* [Work to be completed]: In the listing below, identify each line with the word "mutual" and return those lines.

* [Data in this exercise]:

/---

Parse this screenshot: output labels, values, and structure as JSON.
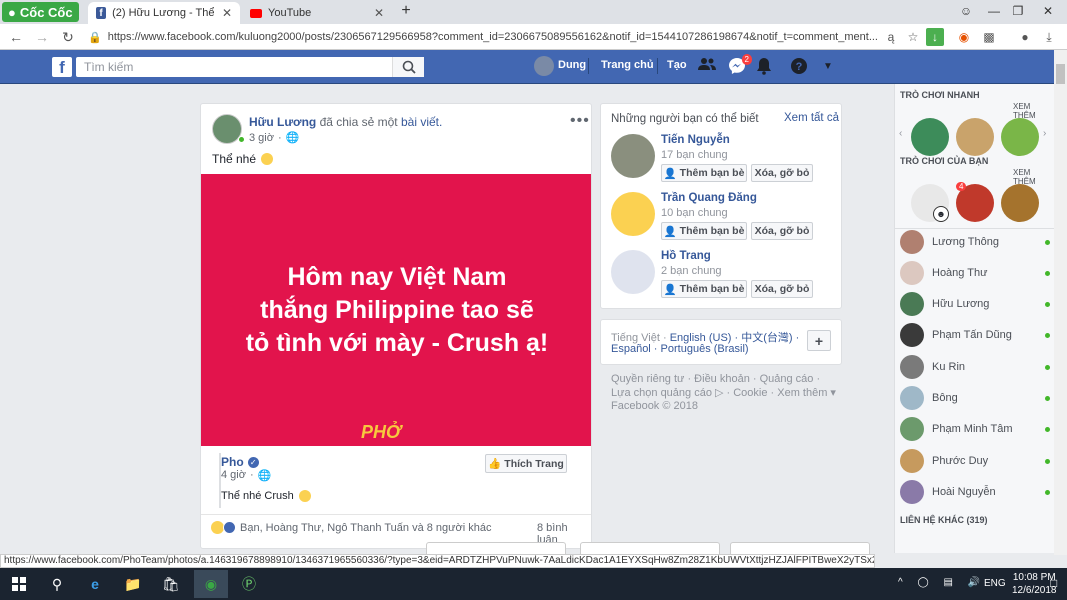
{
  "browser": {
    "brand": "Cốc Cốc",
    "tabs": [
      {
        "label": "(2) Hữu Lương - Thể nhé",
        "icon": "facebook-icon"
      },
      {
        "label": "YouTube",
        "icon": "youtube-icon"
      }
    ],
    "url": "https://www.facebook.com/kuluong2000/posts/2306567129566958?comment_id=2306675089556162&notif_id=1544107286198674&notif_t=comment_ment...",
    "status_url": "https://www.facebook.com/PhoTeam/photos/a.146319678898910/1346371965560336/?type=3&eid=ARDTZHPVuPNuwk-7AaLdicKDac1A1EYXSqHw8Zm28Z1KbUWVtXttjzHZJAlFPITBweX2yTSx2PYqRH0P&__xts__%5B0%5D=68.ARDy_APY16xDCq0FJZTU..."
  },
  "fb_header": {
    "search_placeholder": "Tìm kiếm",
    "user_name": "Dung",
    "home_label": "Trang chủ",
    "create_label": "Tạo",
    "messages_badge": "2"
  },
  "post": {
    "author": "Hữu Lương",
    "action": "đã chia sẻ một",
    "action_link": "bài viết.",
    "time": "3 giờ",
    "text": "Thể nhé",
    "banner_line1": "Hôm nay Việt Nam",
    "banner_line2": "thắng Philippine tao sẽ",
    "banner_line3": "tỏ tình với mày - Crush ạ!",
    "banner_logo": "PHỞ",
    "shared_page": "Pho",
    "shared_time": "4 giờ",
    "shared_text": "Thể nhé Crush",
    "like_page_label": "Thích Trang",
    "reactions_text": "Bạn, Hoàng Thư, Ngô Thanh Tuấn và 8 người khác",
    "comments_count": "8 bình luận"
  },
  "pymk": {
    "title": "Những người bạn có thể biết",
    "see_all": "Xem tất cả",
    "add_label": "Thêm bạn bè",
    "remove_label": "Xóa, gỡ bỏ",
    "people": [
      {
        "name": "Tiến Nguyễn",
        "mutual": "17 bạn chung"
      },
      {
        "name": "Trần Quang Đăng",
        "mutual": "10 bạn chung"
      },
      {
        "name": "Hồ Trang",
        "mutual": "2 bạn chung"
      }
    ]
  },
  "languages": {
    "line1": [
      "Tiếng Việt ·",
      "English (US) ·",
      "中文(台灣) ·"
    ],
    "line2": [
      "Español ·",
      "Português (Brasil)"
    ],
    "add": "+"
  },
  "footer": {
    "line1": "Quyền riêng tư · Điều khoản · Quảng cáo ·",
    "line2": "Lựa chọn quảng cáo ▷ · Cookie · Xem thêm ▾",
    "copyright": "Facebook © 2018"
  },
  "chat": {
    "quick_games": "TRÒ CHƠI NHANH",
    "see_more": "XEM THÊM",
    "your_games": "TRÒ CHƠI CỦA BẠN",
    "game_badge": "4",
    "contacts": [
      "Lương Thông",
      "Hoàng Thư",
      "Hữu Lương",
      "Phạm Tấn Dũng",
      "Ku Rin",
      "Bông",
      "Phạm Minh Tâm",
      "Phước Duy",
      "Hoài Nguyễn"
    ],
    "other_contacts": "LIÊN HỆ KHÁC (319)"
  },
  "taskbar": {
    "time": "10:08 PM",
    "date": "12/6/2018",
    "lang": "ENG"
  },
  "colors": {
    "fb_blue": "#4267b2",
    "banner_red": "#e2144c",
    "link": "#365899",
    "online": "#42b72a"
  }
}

\---

* [Task answer]:
        "mutual": "17 bạn chung"
        "mutual": "10 bạn chung"
        "mutual": "2 bạn chung"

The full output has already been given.